» Selected extract
I approached it in more of a problem/solution way. I was living in New York and in a new relationship, so my partner and I were spending a lot of time cooking together. We both kept getting these stomachaches and thought it might be bread, cheese, spices...we kept eliminating things, trying to figure out [what it was.] Eventually we realized olive oil was the culprit. When I Googled it I realized a lot of the olive oil Americans consume is adulterated and there's fraud within the industry. That led me to think about the category as a whole and how we really don't know what we're consuming. Plus, people feel like they don't have an olive oil brand they're super excited about—that's how I got to that, "Maybe there's something here..." moment.

I discovered that in 2015, but took a step back. I didn't want to do anything inspired by disruption, like, "I found this category that's ripe to attack and I'm going to after it." I wanted it to mean something and be personal to me. I didn't know if I was the right person to go on this journey and build it, so I went on living life.

A year later I learned that my ancestors in South India owned land and were salt farmers in the 1800s. Learning that I had this connection with the land and food in such a deep-rooted way was what I needed to hear to bridge where I came from and where I could go. That and some coaching about what it means to have an inner critic set me on the journey. I spent 2017 working on the company and we launched in 2018.

What were some of the most valuable lessons you learned when addressing your inner critic?

It’s about naming it, calling it out, and understanding that it’s your inner critic trying to prevent you from doing something. Sometimes that’s rooted in fear—in a human, very primal way we avoid fear because we don’t want to die. That feeling that would show up when you’re at the end of a cliff and thinking about jumping or not, the rocks sliding at your feet, is the same as when you’re about to do something terrifying in your life, whether a career change or asking for a promotion or starting something new or being a bigger, bolder version of yourself. That fear kicks in and manifests as an inner critic. 

To be able to call that out and say, "I know what you’re doing here" and take a step back [is important.] The fear wants to protect you, but you don’t need protection from something that's going to push you forward. Hopefully you’re not going to die from asking for a promotion or starting something new.

Prior to starting Brightland, a lot of your work was spent at startups. What were some of the most important lessons you took away?

» Objective 1
According to the interview excerpt, what turned out to be causing the stomachaches the speaker and their partner kept getting?

» Data listing

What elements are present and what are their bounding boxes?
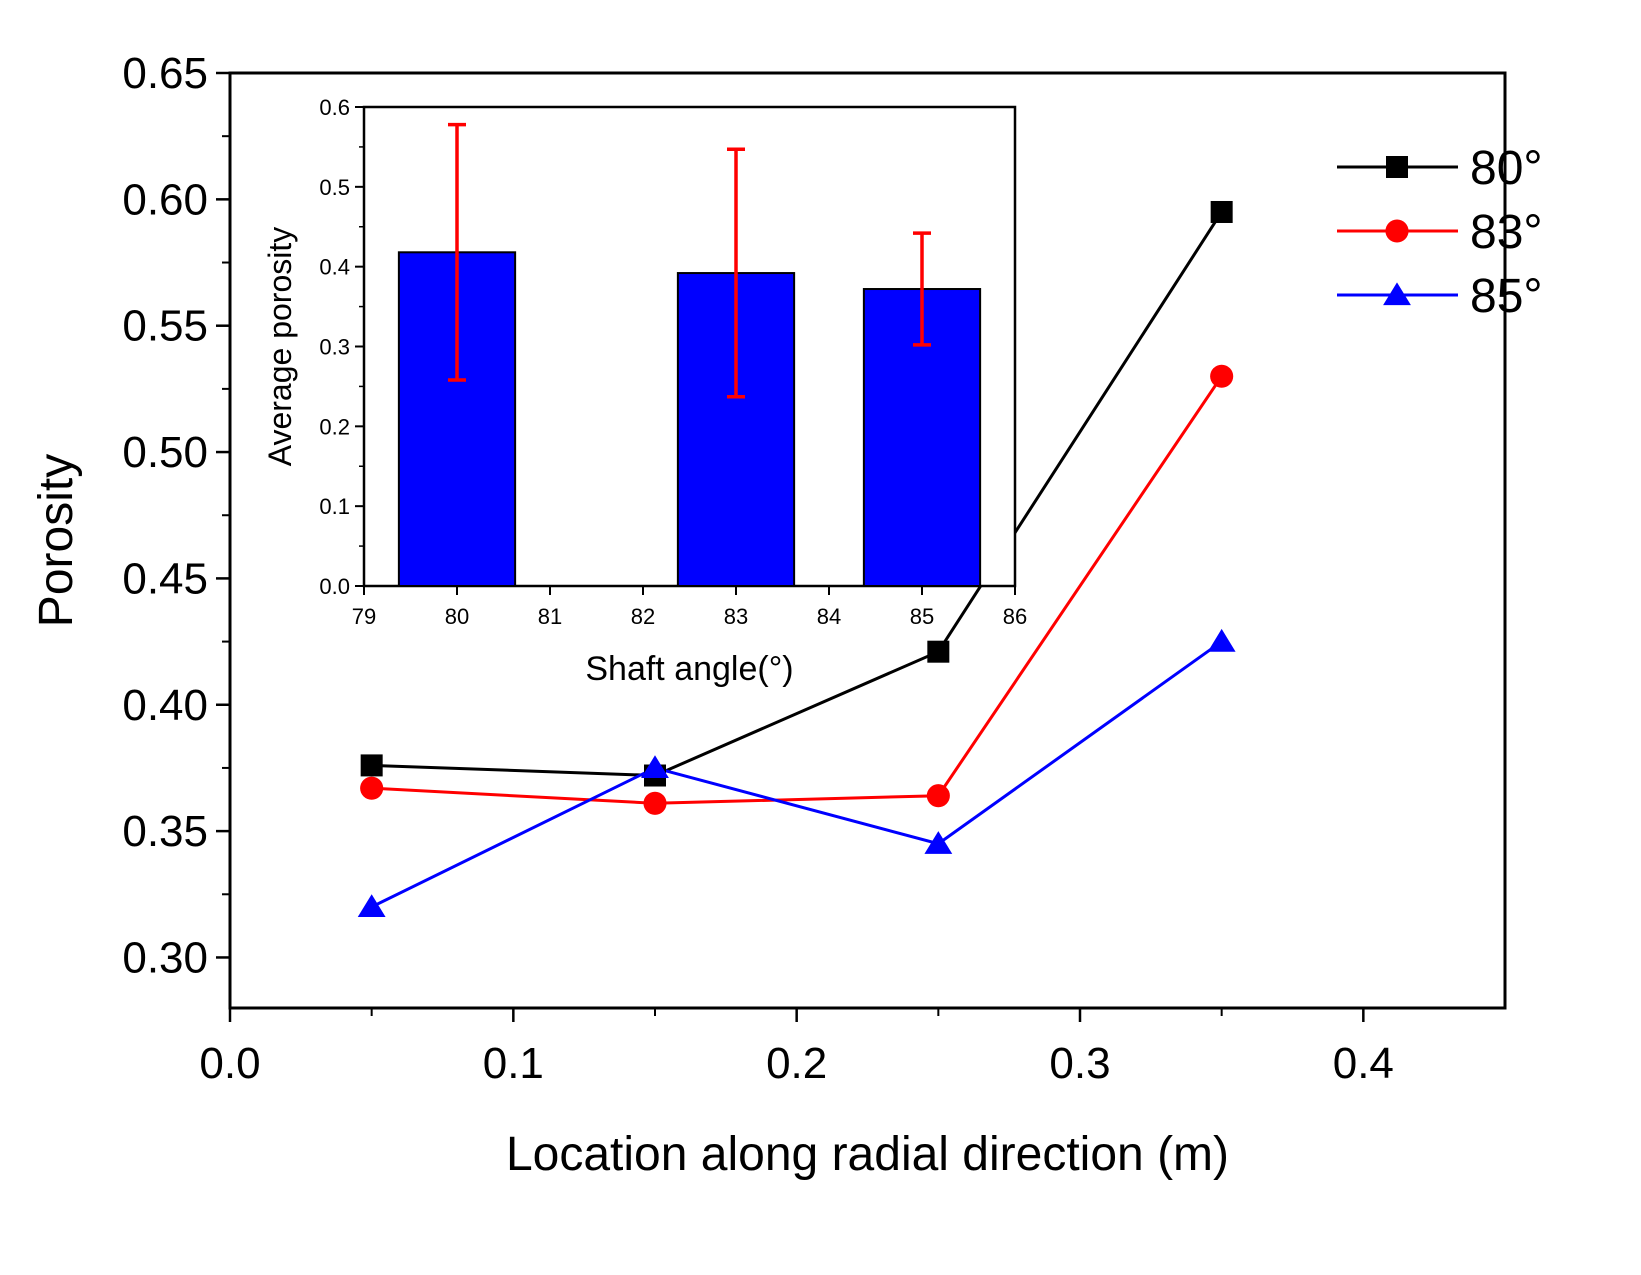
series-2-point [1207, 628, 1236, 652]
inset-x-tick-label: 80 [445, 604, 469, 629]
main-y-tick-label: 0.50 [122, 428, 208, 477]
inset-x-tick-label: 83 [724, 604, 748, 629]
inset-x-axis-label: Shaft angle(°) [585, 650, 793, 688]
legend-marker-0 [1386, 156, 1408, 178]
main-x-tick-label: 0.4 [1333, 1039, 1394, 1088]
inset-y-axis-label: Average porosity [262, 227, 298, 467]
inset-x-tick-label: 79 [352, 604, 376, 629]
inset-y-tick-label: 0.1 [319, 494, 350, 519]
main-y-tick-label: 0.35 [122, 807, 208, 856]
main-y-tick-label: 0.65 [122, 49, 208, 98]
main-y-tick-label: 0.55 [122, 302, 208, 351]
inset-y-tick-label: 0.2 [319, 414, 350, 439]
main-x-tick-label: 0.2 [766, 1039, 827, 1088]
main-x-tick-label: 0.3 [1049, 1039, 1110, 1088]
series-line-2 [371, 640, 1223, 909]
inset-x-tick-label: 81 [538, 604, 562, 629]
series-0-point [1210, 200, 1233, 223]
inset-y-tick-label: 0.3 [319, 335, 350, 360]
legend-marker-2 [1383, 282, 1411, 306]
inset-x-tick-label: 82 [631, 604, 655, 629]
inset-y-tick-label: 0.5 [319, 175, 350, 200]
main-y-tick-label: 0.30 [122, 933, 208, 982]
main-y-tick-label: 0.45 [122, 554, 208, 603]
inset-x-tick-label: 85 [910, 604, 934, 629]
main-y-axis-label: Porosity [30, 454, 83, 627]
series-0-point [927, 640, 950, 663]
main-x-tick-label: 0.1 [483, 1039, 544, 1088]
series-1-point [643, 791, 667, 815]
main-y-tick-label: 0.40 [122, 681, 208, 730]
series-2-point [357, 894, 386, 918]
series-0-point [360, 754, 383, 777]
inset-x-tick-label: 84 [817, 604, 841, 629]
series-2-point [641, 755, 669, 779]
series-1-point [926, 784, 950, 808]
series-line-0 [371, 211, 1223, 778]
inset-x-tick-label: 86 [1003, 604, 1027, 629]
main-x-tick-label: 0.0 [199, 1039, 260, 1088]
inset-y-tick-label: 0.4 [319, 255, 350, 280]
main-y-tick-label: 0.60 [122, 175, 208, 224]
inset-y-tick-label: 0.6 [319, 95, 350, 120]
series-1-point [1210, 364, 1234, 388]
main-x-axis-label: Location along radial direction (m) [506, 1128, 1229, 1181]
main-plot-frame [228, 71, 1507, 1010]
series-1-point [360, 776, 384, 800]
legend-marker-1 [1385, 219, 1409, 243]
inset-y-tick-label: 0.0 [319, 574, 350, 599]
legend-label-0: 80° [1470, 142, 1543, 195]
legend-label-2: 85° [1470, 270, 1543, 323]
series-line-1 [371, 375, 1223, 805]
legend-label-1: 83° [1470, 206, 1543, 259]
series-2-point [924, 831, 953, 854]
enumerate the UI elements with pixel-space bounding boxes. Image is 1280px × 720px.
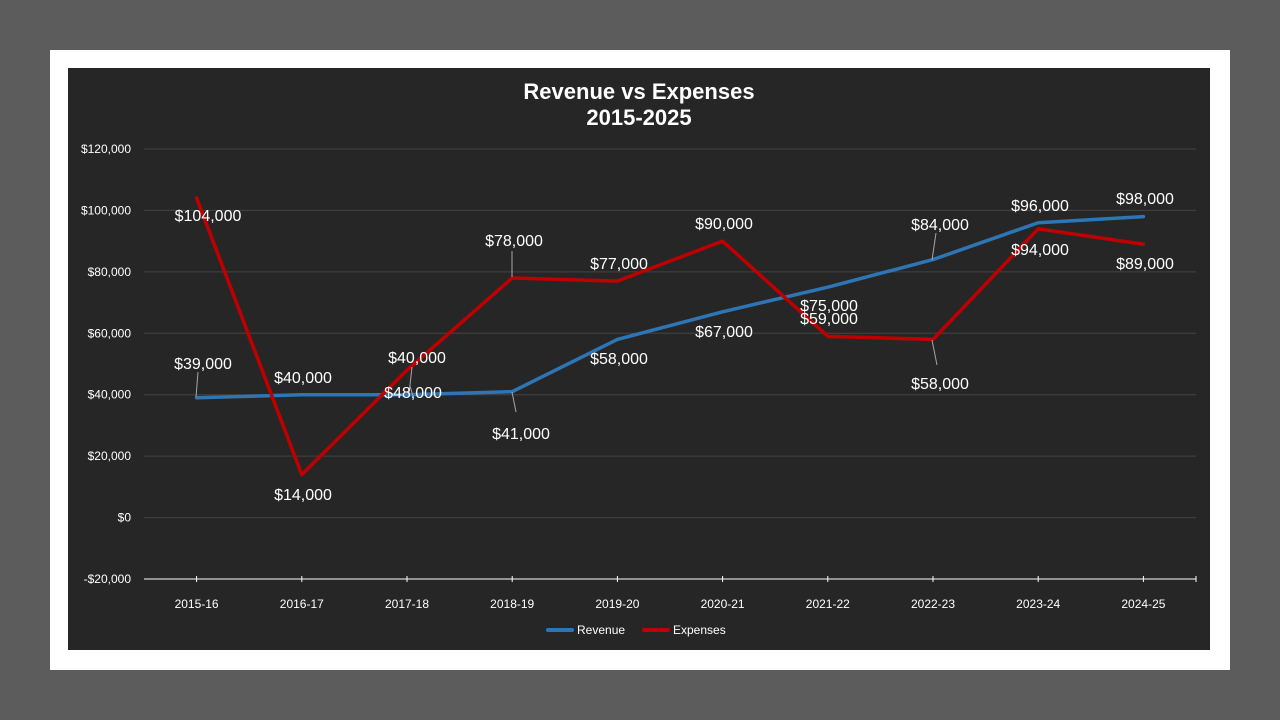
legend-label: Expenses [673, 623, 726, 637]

» Objective 2
Please copy the lines of the records starting at the line that contains "series-2-point [1207, 628, 1236, 652]" and ending at the line that contains "inset-x-tick-label: 85 [910, 604, 934, 629]".

» Exercise answer 1
Olive oil.

» Exercise answer 2
series-2-point [1207, 628, 1236, 652]
inset-x-tick-label: 80 [445, 604, 469, 629]
main-y-tick-label: 0.50 [122, 428, 208, 477]
inset-x-tick-label: 83 [724, 604, 748, 629]
inset-x-axis-label: Shaft angle(°) [585, 650, 793, 688]
legend-marker-0 [1386, 156, 1408, 178]
main-x-tick-label: 0.4 [1333, 1039, 1394, 1088]
inset-y-axis-label: Average porosity [262, 227, 298, 467]
inset-x-tick-label: 79 [352, 604, 376, 629]
inset-y-tick-label: 0.1 [319, 494, 350, 519]
main-y-tick-label: 0.35 [122, 807, 208, 856]
main-y-tick-label: 0.65 [122, 49, 208, 98]
main-y-tick-label: 0.55 [122, 302, 208, 351]
inset-y-tick-label: 0.2 [319, 414, 350, 439]
main-x-tick-label: 0.2 [766, 1039, 827, 1088]
main-x-tick-label: 0.3 [1049, 1039, 1110, 1088]
series-line-2 [371, 640, 1223, 909]
inset-x-tick-label: 81 [538, 604, 562, 629]
series-0-point [1210, 200, 1233, 223]
inset-y-tick-label: 0.3 [319, 335, 350, 360]
legend-marker-2 [1383, 282, 1411, 306]
inset-x-tick-label: 82 [631, 604, 655, 629]
inset-y-tick-label: 0.5 [319, 175, 350, 200]
main-y-tick-label: 0.30 [122, 933, 208, 982]
main-y-tick-label: 0.45 [122, 554, 208, 603]
inset-x-tick-label: 85 [910, 604, 934, 629]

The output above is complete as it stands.